WHAT TO WORK ON ->
Pictures aside, repeat every entry exactly.

DATASET EXCERPTS ->
** begin **
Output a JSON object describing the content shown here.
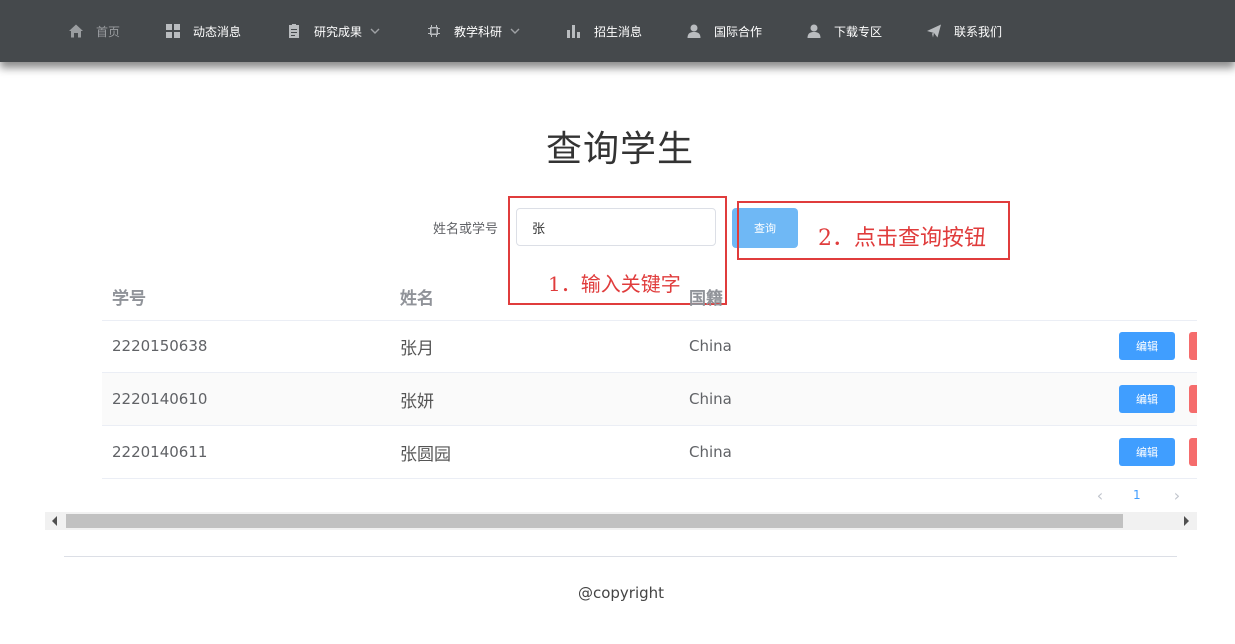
{
  "nav": {
    "items": [
      {
        "label": "首页",
        "icon": "home-icon",
        "active": true
      },
      {
        "label": "动态消息",
        "icon": "grid-icon"
      },
      {
        "label": "研究成果",
        "icon": "clipboard-icon",
        "dropdown": true
      },
      {
        "label": "教学科研",
        "icon": "chip-icon",
        "dropdown": true
      },
      {
        "label": "招生消息",
        "icon": "bar-chart-icon"
      },
      {
        "label": "国际合作",
        "icon": "user-icon"
      },
      {
        "label": "下载专区",
        "icon": "user-icon"
      },
      {
        "label": "联系我们",
        "icon": "send-icon"
      }
    ]
  },
  "page": {
    "title": "查询学生"
  },
  "search": {
    "label": "姓名或学号",
    "value": "张",
    "button": "查询"
  },
  "annotations": {
    "step1": "1．输入关键字",
    "step2": "2．点击查询按钮",
    "color": "#e03c3c"
  },
  "table": {
    "headers": [
      "学号",
      "姓名",
      "国籍"
    ],
    "rows": [
      {
        "id": "2220150638",
        "name": "张月",
        "country": "China"
      },
      {
        "id": "2220140610",
        "name": "张妍",
        "country": "China"
      },
      {
        "id": "2220140611",
        "name": "张圆园",
        "country": "China"
      }
    ],
    "edit_label": "编辑"
  },
  "pagination": {
    "current": "1"
  },
  "footer": {
    "copyright": "@copyright"
  },
  "colors": {
    "nav_bg": "#45494c",
    "primary": "#409eff",
    "danger": "#f56c6c"
  }
}
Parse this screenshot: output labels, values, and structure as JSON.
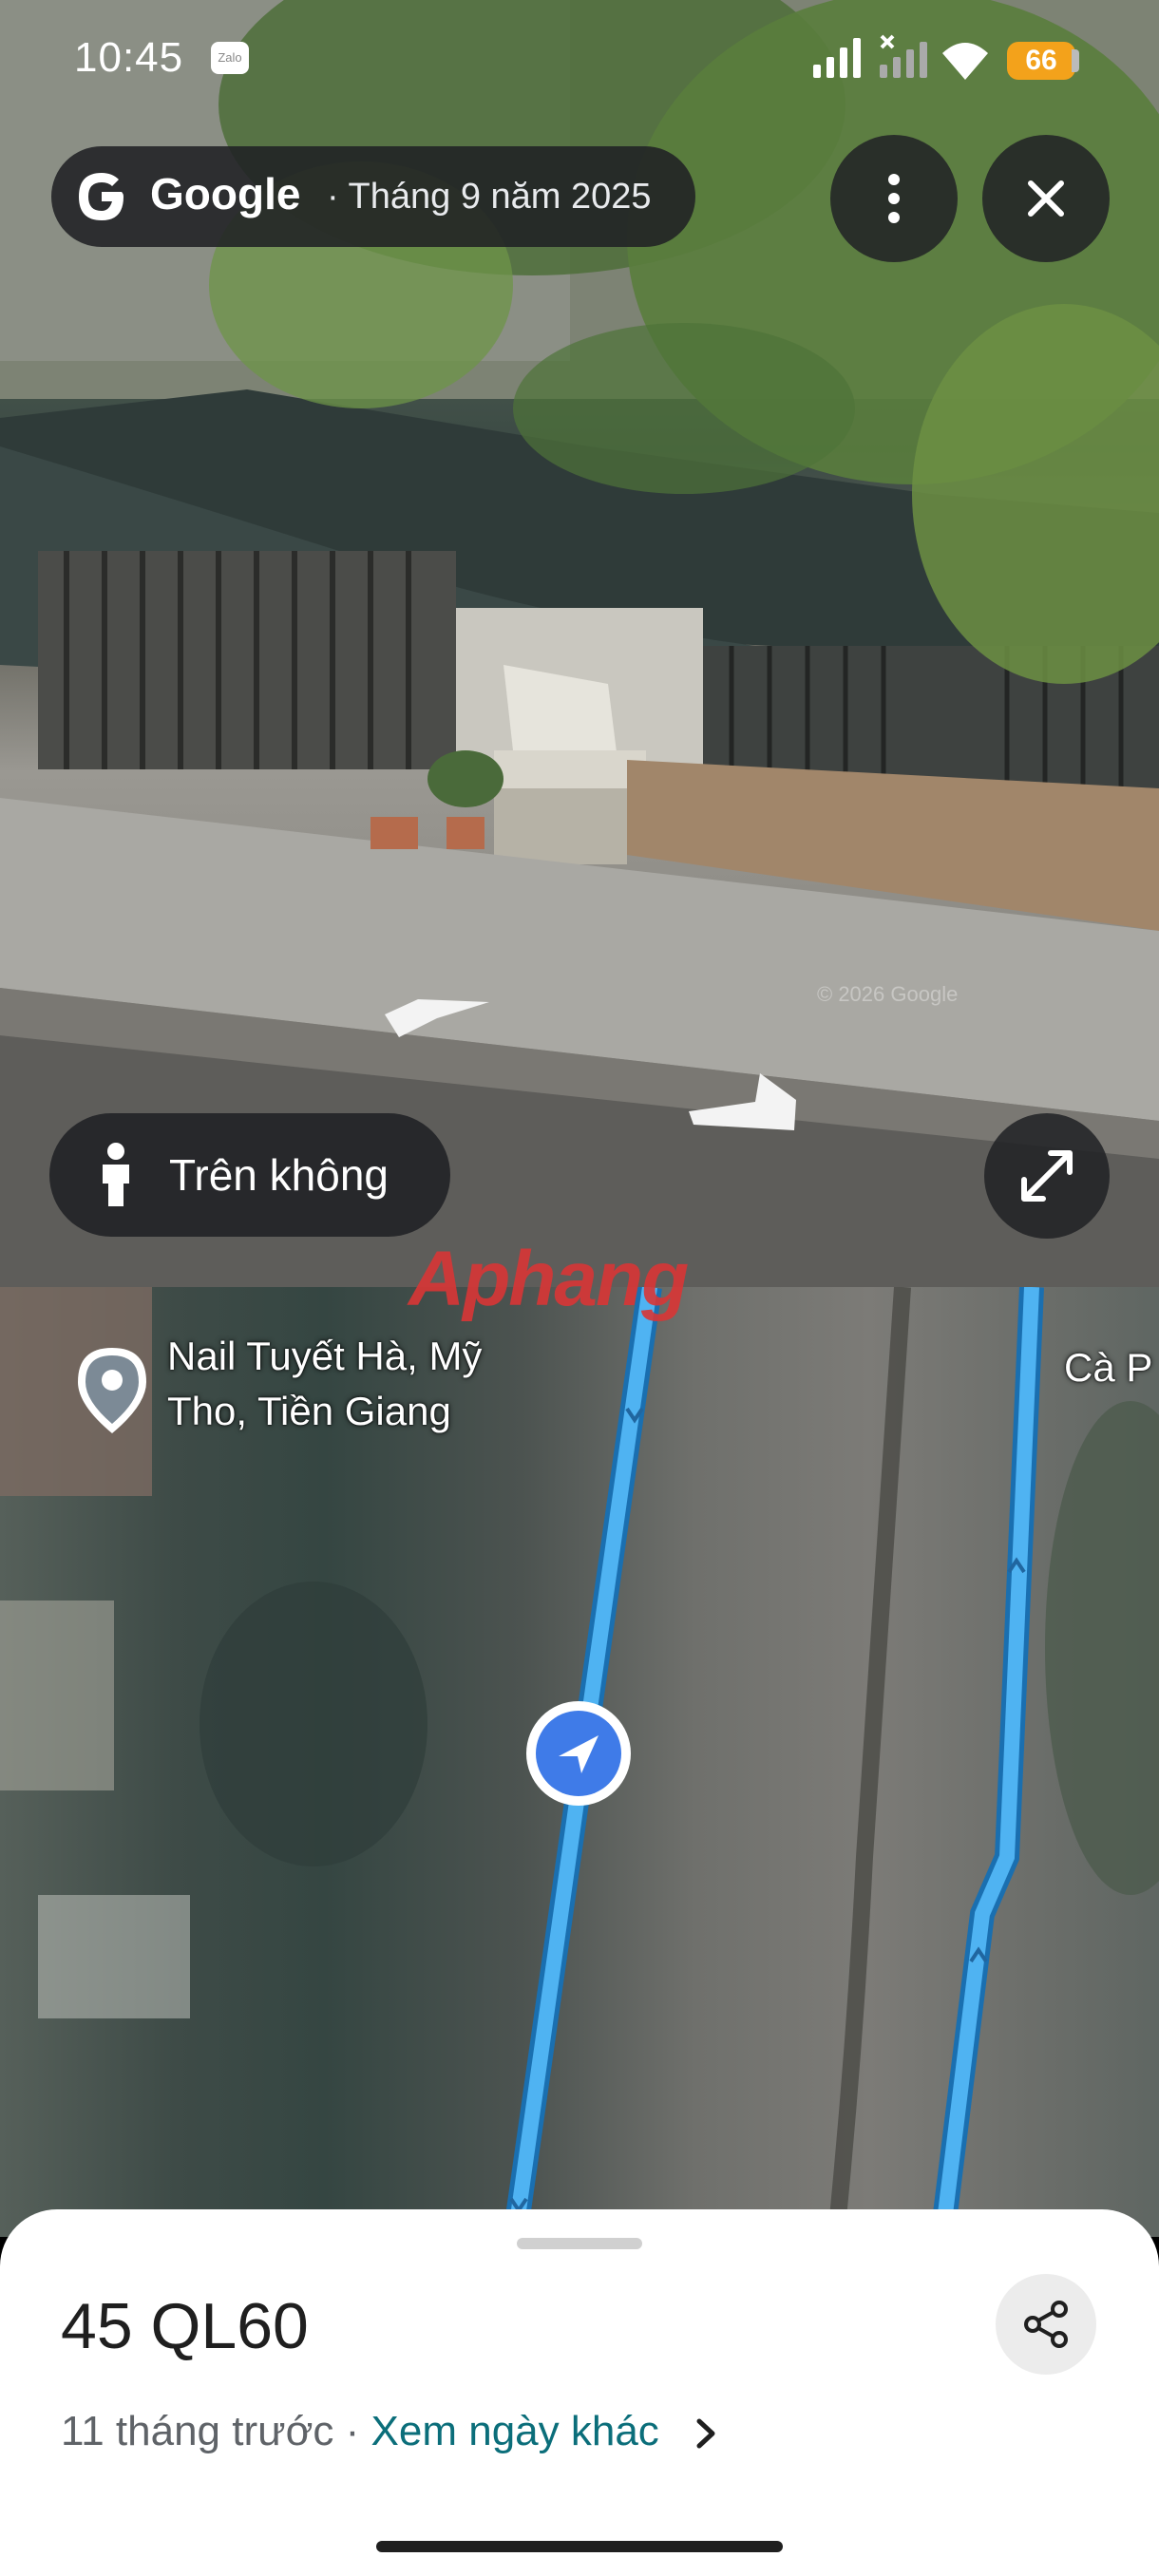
{
  "status_bar": {
    "time": "10:45",
    "notification_icon": "zalo-icon",
    "notification_label": "Zalo",
    "battery": "66"
  },
  "street_view": {
    "source": "Google",
    "date": "· Tháng 9 năm 2025",
    "aerial_button_label": "Trên không",
    "copyright": "© 2026 Google",
    "watermark": "Aphang"
  },
  "map": {
    "place_label": "Nail Tuyết Hà, Mỹ Tho, Tiền Giang",
    "place_label_line1": "Nail Tuyết Hà, Mỹ",
    "place_label_line2": "Tho, Tiền Giang",
    "edge_label": "Cà P"
  },
  "sheet": {
    "title": "45 QL60",
    "age": "11 tháng trước",
    "separator": " · ",
    "other_dates_link": "Xem ngày khác"
  },
  "icons": [
    "google-g-icon",
    "more-vert-icon",
    "close-icon",
    "pegman-icon",
    "expand-icon",
    "place-pin-icon",
    "position-arrow-icon",
    "share-icon",
    "chevron-right-icon"
  ],
  "colors": {
    "route_blue": "#4fb3f2",
    "link_teal": "#0b6e7a",
    "battery_orange": "#f3a21b"
  }
}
** end **
TASK RESPONSE ->
Output a JSON object describing the content shown here.
{
  "nav": {
    "items": [
      {
        "label": "首页",
        "icon": "home-icon",
        "active": true
      },
      {
        "label": "动态消息",
        "icon": "grid-icon"
      },
      {
        "label": "研究成果",
        "icon": "clipboard-icon",
        "dropdown": true
      },
      {
        "label": "教学科研",
        "icon": "chip-icon",
        "dropdown": true
      },
      {
        "label": "招生消息",
        "icon": "bar-chart-icon"
      },
      {
        "label": "国际合作",
        "icon": "user-icon"
      },
      {
        "label": "下载专区",
        "icon": "user-icon"
      },
      {
        "label": "联系我们",
        "icon": "send-icon"
      }
    ]
  },
  "page": {
    "title": "查询学生"
  },
  "search": {
    "label": "姓名或学号",
    "value": "张",
    "button": "查询"
  },
  "annotations": {
    "step1": "1．输入关键字",
    "step2": "2．点击查询按钮",
    "color": "#e03c3c"
  },
  "table": {
    "headers": [
      "学号",
      "姓名",
      "国籍"
    ],
    "rows": [
      {
        "id": "2220150638",
        "name": "张月",
        "country": "China"
      },
      {
        "id": "2220140610",
        "name": "张妍",
        "country": "China"
      },
      {
        "id": "2220140611",
        "name": "张圆园",
        "country": "China"
      }
    ],
    "edit_label": "编辑"
  },
  "pagination": {
    "current": "1"
  },
  "footer": {
    "copyright": "@copyright"
  },
  "colors": {
    "nav_bg": "#45494c",
    "primary": "#409eff",
    "danger": "#f56c6c"
  }
}
Parse this screenshot: output labels, values, and structure as JSON.
{
  "status_bar": {
    "time": "10:45",
    "notification_icon": "zalo-icon",
    "notification_label": "Zalo",
    "battery": "66"
  },
  "street_view": {
    "source": "Google",
    "date": "· Tháng 9 năm 2025",
    "aerial_button_label": "Trên không",
    "copyright": "© 2026 Google",
    "watermark": "Aphang"
  },
  "map": {
    "place_label": "Nail Tuyết Hà, Mỹ Tho, Tiền Giang",
    "place_label_line1": "Nail Tuyết Hà, Mỹ",
    "place_label_line2": "Tho, Tiền Giang",
    "edge_label": "Cà P"
  },
  "sheet": {
    "title": "45 QL60",
    "age": "11 tháng trước",
    "separator": " · ",
    "other_dates_link": "Xem ngày khác"
  },
  "icons": [
    "google-g-icon",
    "more-vert-icon",
    "close-icon",
    "pegman-icon",
    "expand-icon",
    "place-pin-icon",
    "position-arrow-icon",
    "share-icon",
    "chevron-right-icon"
  ],
  "colors": {
    "route_blue": "#4fb3f2",
    "link_teal": "#0b6e7a",
    "battery_orange": "#f3a21b"
  }
}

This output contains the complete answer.